(Task brief): Give the data below again exactly as written, without its pictures.

(Supplied data):
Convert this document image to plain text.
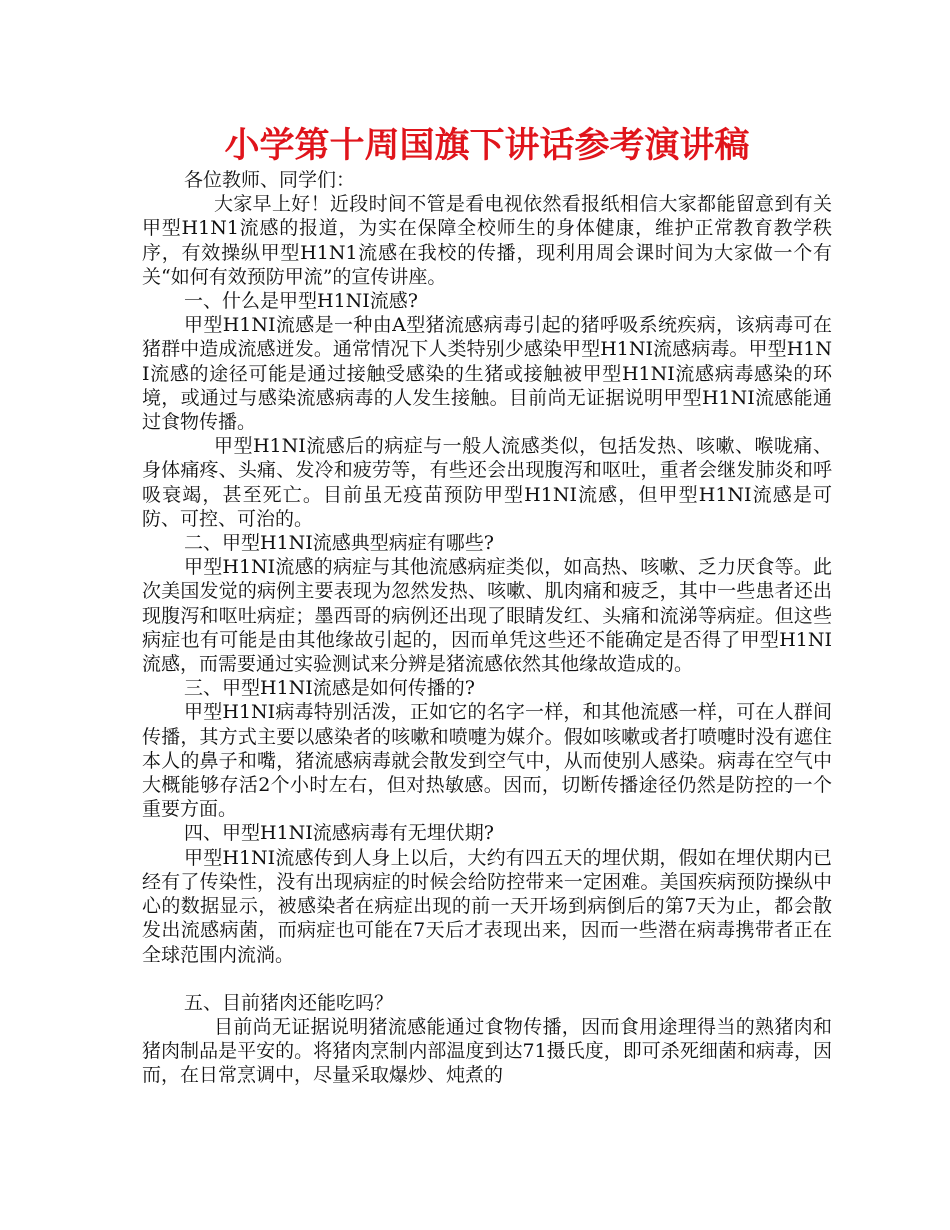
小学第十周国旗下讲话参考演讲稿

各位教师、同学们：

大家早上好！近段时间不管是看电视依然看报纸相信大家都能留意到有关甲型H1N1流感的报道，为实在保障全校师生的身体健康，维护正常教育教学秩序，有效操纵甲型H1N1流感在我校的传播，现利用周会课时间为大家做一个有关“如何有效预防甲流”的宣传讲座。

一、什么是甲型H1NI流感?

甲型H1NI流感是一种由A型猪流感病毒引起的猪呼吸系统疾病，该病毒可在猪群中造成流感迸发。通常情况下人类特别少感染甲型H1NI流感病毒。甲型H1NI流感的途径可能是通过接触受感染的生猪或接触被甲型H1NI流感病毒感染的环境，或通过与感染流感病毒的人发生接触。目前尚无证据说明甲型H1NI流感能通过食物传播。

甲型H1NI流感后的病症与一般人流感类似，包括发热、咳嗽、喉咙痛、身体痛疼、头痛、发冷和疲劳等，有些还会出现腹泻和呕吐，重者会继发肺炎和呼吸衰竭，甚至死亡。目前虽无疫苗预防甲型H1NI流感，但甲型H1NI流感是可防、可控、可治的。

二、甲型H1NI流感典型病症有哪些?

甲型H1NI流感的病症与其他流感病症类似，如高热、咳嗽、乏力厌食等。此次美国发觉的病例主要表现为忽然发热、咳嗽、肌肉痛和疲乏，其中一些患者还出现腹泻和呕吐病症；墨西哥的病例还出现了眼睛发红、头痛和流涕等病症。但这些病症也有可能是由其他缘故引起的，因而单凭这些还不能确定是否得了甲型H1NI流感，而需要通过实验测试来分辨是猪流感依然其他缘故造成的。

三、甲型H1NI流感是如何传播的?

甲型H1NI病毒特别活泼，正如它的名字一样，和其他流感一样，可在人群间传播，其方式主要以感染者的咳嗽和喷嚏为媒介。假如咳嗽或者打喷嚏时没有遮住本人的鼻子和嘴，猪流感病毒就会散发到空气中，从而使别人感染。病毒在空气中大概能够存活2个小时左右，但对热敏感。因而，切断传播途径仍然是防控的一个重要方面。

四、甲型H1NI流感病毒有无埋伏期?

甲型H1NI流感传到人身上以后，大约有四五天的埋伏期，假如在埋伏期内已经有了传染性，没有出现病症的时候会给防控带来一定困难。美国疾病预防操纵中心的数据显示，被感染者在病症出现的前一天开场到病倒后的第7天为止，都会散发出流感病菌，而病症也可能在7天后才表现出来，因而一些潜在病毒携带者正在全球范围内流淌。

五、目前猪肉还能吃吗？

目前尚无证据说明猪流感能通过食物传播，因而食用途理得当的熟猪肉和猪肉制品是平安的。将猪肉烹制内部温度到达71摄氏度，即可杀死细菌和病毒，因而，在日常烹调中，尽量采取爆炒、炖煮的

(Finished task):
Convert this document image to plain text.
小学第十周国旗下讲话参考演讲稿

各位教师、同学们：

大家早上好！近段时间不管是看电视依然看报纸相信大家都能留意到有关甲型H1N1流感的报道，为实在保障全校师生的身体健康，维护正常教育教学秩序，有效操纵甲型H1N1流感在我校的传播，现利用周会课时间为大家做一个有关“如何有效预防甲流”的宣传讲座。

一、什么是甲型H1NI流感?

甲型H1NI流感是一种由A型猪流感病毒引起的猪呼吸系统疾病，该病毒可在猪群中造成流感迸发。通常情况下人类特别少感染甲型H1NI流感病毒。甲型H1NI流感的途径可能是通过接触受感染的生猪或接触被甲型H1NI流感病毒感染的环境，或通过与感染流感病毒的人发生接触。目前尚无证据说明甲型H1NI流感能通过食物传播。

甲型H1NI流感后的病症与一般人流感类似，包括发热、咳嗽、喉咙痛、身体痛疼、头痛、发冷和疲劳等，有些还会出现腹泻和呕吐，重者会继发肺炎和呼吸衰竭，甚至死亡。目前虽无疫苗预防甲型H1NI流感，但甲型H1NI流感是可防、可控、可治的。

二、甲型H1NI流感典型病症有哪些?

甲型H1NI流感的病症与其他流感病症类似，如高热、咳嗽、乏力厌食等。此次美国发觉的病例主要表现为忽然发热、咳嗽、肌肉痛和疲乏，其中一些患者还出现腹泻和呕吐病症；墨西哥的病例还出现了眼睛发红、头痛和流涕等病症。但这些病症也有可能是由其他缘故引起的，因而单凭这些还不能确定是否得了甲型H1NI流感，而需要通过实验测试来分辨是猪流感依然其他缘故造成的。

三、甲型H1NI流感是如何传播的?

甲型H1NI病毒特别活泼，正如它的名字一样，和其他流感一样，可在人群间传播，其方式主要以感染者的咳嗽和喷嚏为媒介。假如咳嗽或者打喷嚏时没有遮住本人的鼻子和嘴，猪流感病毒就会散发到空气中，从而使别人感染。病毒在空气中大概能够存活2个小时左右，但对热敏感。因而，切断传播途径仍然是防控的一个重要方面。

四、甲型H1NI流感病毒有无埋伏期?

甲型H1NI流感传到人身上以后，大约有四五天的埋伏期，假如在埋伏期内已经有了传染性，没有出现病症的时候会给防控带来一定困难。美国疾病预防操纵中心的数据显示，被感染者在病症出现的前一天开场到病倒后的第7天为止，都会散发出流感病菌，而病症也可能在7天后才表现出来，因而一些潜在病毒携带者正在全球范围内流淌。

五、目前猪肉还能吃吗？

目前尚无证据说明猪流感能通过食物传播，因而食用途理得当的熟猪肉和猪肉制品是平安的。将猪肉烹制内部温度到达71摄氏度，即可杀死细菌和病毒，因而，在日常烹调中，尽量采取爆炒、炖煮的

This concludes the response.